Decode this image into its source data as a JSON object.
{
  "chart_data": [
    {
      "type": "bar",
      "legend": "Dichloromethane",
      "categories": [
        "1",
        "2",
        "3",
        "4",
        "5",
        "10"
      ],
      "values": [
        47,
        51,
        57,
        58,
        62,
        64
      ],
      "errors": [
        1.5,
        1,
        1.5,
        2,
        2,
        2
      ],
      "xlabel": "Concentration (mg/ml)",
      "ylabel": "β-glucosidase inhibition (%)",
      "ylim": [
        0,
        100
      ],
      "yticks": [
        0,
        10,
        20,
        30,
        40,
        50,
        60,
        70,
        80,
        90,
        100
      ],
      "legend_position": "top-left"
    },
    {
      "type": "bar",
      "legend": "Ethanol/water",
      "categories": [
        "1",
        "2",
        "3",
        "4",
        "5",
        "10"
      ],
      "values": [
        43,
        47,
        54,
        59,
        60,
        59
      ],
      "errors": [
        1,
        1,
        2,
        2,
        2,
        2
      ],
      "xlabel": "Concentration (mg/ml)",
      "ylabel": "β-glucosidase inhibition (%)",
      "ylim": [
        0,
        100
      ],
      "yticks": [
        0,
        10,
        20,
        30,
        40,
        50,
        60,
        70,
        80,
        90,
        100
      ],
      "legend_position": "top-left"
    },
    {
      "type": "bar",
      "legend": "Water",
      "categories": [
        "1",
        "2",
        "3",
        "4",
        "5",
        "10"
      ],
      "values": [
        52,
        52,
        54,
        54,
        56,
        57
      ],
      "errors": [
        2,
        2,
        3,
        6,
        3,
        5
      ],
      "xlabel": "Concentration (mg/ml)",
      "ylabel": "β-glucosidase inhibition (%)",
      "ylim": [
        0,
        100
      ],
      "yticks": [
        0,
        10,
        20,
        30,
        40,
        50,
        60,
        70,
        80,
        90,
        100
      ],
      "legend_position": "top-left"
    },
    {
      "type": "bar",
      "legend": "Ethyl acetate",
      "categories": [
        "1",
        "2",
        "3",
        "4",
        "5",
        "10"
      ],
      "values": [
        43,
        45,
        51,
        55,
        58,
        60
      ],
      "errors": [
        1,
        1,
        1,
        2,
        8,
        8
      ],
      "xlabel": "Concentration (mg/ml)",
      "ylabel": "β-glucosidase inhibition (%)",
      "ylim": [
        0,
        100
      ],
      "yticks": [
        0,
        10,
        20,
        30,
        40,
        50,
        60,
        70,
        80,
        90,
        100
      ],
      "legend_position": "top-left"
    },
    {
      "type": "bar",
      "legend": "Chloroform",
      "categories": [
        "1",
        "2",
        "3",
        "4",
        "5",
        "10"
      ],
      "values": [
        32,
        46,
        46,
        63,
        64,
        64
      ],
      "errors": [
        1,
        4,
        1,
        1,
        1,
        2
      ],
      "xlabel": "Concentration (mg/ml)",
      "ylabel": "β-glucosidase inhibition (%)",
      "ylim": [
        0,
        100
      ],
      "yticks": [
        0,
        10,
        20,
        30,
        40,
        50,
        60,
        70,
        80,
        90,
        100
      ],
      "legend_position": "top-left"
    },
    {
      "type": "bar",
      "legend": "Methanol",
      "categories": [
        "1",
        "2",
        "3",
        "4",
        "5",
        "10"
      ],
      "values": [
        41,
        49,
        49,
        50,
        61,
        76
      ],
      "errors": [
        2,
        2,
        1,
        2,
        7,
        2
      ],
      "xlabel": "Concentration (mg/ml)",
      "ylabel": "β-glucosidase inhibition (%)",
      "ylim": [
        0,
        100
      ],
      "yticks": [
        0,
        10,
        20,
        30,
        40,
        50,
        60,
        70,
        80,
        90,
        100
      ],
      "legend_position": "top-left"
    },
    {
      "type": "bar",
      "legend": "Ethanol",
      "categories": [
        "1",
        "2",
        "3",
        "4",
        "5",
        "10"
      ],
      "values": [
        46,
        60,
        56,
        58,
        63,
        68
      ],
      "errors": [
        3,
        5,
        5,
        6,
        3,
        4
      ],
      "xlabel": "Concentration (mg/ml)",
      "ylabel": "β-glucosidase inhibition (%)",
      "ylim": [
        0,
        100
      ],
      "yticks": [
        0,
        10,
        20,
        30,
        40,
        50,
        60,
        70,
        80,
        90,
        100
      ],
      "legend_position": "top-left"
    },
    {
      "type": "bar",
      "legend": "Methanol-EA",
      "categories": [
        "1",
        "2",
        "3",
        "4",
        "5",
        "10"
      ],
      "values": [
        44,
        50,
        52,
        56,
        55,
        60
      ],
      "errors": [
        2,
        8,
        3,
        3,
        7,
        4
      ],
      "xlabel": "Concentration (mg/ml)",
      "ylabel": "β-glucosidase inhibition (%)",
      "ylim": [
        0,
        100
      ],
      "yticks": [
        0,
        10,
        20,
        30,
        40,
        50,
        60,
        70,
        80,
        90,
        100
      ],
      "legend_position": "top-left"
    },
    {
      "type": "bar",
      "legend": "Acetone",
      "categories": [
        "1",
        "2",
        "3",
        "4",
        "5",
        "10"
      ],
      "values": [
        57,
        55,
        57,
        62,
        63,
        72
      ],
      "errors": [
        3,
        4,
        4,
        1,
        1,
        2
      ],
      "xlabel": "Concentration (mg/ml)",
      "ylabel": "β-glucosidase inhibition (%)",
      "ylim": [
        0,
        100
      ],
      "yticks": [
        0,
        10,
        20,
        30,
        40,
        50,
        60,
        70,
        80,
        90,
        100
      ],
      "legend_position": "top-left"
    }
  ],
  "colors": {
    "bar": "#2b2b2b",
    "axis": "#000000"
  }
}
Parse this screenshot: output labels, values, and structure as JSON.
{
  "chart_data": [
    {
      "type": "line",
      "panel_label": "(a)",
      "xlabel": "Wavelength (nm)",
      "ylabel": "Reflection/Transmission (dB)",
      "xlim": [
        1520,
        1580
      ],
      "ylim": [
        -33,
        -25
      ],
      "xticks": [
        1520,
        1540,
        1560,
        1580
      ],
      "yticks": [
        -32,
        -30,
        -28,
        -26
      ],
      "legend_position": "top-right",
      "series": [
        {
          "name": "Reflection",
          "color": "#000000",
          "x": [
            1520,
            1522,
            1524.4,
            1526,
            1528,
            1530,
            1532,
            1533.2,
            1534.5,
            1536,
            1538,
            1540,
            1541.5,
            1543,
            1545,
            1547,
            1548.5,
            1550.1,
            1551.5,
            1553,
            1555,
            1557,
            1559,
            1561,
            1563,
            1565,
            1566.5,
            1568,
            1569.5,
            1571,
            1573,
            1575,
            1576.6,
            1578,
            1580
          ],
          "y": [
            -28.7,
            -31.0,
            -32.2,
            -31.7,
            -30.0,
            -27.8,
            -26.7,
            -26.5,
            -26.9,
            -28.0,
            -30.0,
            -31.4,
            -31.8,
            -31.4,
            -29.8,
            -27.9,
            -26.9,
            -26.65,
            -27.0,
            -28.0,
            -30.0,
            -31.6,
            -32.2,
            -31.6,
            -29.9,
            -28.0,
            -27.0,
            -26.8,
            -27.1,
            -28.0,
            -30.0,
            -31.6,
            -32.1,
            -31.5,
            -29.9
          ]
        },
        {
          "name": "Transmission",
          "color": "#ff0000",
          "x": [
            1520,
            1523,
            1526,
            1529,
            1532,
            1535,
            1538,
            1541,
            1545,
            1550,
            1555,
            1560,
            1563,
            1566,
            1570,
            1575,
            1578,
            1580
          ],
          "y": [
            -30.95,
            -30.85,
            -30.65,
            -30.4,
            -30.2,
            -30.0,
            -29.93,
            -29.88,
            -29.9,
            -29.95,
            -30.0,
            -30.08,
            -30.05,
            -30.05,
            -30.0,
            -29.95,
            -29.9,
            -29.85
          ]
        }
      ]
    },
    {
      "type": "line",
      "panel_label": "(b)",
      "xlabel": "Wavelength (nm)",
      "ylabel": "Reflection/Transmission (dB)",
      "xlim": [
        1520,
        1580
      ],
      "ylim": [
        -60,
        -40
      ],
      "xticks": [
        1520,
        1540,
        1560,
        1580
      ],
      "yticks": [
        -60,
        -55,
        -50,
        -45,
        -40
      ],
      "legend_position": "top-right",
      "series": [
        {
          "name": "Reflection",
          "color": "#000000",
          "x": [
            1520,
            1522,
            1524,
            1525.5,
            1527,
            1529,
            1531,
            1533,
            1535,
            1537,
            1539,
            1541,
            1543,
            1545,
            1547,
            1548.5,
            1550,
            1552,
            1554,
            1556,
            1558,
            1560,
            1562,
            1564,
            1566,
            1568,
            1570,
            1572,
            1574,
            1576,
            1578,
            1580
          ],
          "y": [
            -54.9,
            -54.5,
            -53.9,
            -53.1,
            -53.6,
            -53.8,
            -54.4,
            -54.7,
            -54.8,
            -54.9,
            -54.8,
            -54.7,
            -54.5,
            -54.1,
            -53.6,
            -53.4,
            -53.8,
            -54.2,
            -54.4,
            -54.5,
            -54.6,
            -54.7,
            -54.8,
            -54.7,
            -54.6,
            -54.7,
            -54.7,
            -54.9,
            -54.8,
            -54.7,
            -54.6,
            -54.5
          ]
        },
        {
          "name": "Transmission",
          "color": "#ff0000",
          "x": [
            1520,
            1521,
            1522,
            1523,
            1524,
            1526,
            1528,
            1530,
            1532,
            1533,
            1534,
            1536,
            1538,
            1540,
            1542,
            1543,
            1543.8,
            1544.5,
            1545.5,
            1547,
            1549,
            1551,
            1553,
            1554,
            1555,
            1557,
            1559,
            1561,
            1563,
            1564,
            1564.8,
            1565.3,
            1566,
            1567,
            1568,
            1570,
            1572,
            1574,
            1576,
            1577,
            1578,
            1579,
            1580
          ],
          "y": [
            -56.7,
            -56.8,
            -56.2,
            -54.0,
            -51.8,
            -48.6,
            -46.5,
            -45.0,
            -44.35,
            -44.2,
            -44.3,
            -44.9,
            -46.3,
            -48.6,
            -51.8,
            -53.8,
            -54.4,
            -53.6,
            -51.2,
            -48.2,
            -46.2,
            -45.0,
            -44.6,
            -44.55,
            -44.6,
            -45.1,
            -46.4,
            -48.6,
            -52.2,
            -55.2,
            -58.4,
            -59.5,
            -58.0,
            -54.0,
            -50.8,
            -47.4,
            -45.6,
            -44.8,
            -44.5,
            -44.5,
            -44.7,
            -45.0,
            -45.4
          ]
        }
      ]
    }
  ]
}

########

### Short problem
Copy each line in the data that holds the word "Methanol".

### Completed task
      "legend": "Methanol",
      "legend": "Methanol-EA",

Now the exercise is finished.